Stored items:

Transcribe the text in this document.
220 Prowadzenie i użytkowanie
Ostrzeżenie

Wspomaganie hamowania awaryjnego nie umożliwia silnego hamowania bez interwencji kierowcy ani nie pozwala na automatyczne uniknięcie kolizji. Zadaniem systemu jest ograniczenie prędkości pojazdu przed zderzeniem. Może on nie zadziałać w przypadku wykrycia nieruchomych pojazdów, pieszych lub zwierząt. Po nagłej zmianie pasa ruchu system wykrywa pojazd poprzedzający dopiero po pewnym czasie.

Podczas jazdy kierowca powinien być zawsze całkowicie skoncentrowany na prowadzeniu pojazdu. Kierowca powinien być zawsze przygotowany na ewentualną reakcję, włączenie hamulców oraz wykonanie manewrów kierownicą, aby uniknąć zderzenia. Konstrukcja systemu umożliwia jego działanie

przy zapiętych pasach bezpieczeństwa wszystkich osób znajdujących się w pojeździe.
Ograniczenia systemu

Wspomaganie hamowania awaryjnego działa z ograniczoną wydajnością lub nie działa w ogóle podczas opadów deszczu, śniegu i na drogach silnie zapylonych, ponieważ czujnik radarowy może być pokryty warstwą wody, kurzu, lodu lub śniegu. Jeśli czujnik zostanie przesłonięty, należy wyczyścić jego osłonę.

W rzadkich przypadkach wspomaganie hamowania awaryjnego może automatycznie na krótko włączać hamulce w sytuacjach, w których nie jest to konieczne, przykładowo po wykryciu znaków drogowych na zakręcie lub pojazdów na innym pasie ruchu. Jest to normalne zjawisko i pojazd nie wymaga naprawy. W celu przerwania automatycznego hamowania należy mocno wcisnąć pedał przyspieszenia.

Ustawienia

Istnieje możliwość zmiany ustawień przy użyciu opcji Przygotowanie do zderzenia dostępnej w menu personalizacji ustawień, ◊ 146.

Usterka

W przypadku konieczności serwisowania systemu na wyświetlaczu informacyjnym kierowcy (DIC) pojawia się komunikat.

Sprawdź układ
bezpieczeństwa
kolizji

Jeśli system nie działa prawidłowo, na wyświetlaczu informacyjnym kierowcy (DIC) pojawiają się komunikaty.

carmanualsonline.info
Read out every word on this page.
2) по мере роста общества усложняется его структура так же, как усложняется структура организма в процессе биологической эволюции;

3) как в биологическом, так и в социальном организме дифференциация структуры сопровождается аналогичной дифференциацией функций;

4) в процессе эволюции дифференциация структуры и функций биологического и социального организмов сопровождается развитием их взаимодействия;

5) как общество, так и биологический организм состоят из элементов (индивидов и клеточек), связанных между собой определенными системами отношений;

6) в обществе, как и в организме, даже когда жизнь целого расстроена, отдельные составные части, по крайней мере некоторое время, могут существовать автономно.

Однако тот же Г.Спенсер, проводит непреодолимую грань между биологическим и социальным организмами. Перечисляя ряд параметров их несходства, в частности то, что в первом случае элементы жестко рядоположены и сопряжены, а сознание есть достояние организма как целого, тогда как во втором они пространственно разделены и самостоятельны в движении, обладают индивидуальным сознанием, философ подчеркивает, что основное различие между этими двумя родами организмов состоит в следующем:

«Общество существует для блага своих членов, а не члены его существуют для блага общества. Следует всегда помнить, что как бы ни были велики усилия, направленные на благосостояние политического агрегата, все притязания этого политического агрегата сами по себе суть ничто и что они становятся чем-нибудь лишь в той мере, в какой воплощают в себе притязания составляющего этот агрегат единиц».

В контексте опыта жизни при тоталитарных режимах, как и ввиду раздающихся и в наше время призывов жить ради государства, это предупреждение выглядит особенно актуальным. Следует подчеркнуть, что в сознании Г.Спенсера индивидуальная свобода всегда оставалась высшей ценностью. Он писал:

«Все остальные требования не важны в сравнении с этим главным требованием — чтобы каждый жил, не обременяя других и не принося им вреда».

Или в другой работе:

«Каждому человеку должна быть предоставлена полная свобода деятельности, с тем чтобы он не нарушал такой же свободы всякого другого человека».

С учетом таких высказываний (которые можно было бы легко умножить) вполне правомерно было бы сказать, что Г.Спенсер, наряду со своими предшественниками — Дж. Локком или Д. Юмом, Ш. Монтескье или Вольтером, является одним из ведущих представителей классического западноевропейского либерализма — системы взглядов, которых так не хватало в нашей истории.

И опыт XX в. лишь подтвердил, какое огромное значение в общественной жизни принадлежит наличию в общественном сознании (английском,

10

### PROMPT
Write out the complete set of records exactly as given.

### WRITTEN SOLUTION
Transcribe the text in this document.
220 Prowadzenie i użytkowanie
Ostrzeżenie

Wspomaganie hamowania awaryjnego nie umożliwia silnego hamowania bez interwencji kierowcy ani nie pozwala na automatyczne uniknięcie kolizji. Zadaniem systemu jest ograniczenie prędkości pojazdu przed zderzeniem. Może on nie zadziałać w przypadku wykrycia nieruchomych pojazdów, pieszych lub zwierząt. Po nagłej zmianie pasa ruchu system wykrywa pojazd poprzedzający dopiero po pewnym czasie.

Podczas jazdy kierowca powinien być zawsze całkowicie skoncentrowany na prowadzeniu pojazdu. Kierowca powinien być zawsze przygotowany na ewentualną reakcję, włączenie hamulców oraz wykonanie manewrów kierownicą, aby uniknąć zderzenia. Konstrukcja systemu umożliwia jego działanie

przy zapiętych pasach bezpieczeństwa wszystkich osób znajdujących się w pojeździe.
Ograniczenia systemu

Wspomaganie hamowania awaryjnego działa z ograniczoną wydajnością lub nie działa w ogóle podczas opadów deszczu, śniegu i na drogach silnie zapylonych, ponieważ czujnik radarowy może być pokryty warstwą wody, kurzu, lodu lub śniegu. Jeśli czujnik zostanie przesłonięty, należy wyczyścić jego osłonę.

W rzadkich przypadkach wspomaganie hamowania awaryjnego może automatycznie na krótko włączać hamulce w sytuacjach, w których nie jest to konieczne, przykładowo po wykryciu znaków drogowych na zakręcie lub pojazdów na innym pasie ruchu. Jest to normalne zjawisko i pojazd nie wymaga naprawy. W celu przerwania automatycznego hamowania należy mocno wcisnąć pedał przyspieszenia.

Ustawienia

Istnieje możliwość zmiany ustawień przy użyciu opcji Przygotowanie do zderzenia dostępnej w menu personalizacji ustawień, ◊ 146.

Usterka

W przypadku konieczności serwisowania systemu na wyświetlaczu informacyjnym kierowcy (DIC) pojawia się komunikat.

Sprawdź układ
bezpieczeństwa
kolizji

Jeśli system nie działa prawidłowo, na wyświetlaczu informacyjnym kierowcy (DIC) pojawiają się komunikaty.

carmanualsonline.info
Read out every word on this page.
2) по мере роста общества усложняется его структура так же, как усложняется структура организма в процессе биологической эволюции;

3) как в биологическом, так и в социальном организме дифференциация структуры сопровождается аналогичной дифференциацией функций;

4) в процессе эволюции дифференциация структуры и функций биологического и социального организмов сопровождается развитием их взаимодействия;

5) как общество, так и биологический организм состоят из элементов (индивидов и клеточек), связанных между собой определенными системами отношений;

6) в обществе, как и в организме, даже когда жизнь целого расстроена, отдельные составные части, по крайней мере некоторое время, могут существовать автономно.

Однако тот же Г.Спенсер, проводит непреодолимую грань между биологическим и социальным организмами. Перечисляя ряд параметров их несходства, в частности то, что в первом случае элементы жестко рядоположены и сопряжены, а сознание есть достояние организма как целого, тогда как во втором они пространственно разделены и самостоятельны в движении, обладают индивидуальным сознанием, философ подчеркивает, что основное различие между этими двумя родами организмов состоит в следующем:

«Общество существует для блага своих членов, а не члены его существуют для блага общества. Следует всегда помнить, что как бы ни были велики усилия, направленные на благосостояние политического агрегата, все притязания этого политического агрегата сами по себе суть ничто и что они становятся чем-нибудь лишь в той мере, в какой воплощают в себе притязания составляющего этот агрегат единиц».

В контексте опыта жизни при тоталитарных режимах, как и ввиду раздающихся и в наше время призывов жить ради государства, это предупреждение выглядит особенно актуальным. Следует подчеркнуть, что в сознании Г.Спенсера индивидуальная свобода всегда оставалась высшей ценностью. Он писал:

«Все остальные требования не важны в сравнении с этим главным требованием — чтобы каждый жил, не обременяя других и не принося им вреда».

Или в другой работе:

«Каждому человеку должна быть предоставлена полная свобода деятельности, с тем чтобы он не нарушал такой же свободы всякого другого человека».

С учетом таких высказываний (которые можно было бы легко умножить) вполне правомерно было бы сказать, что Г.Спенсер, наряду со своими предшественниками — Дж. Локком или Д. Юмом, Ш. Монтескье или Вольтером, является одним из ведущих представителей классического западноевропейского либерализма — системы взглядов, которых так не хватало в нашей истории.

И опыт XX в. лишь подтвердил, какое огромное значение в общественной жизни принадлежит наличию в общественном сознании (английском,

10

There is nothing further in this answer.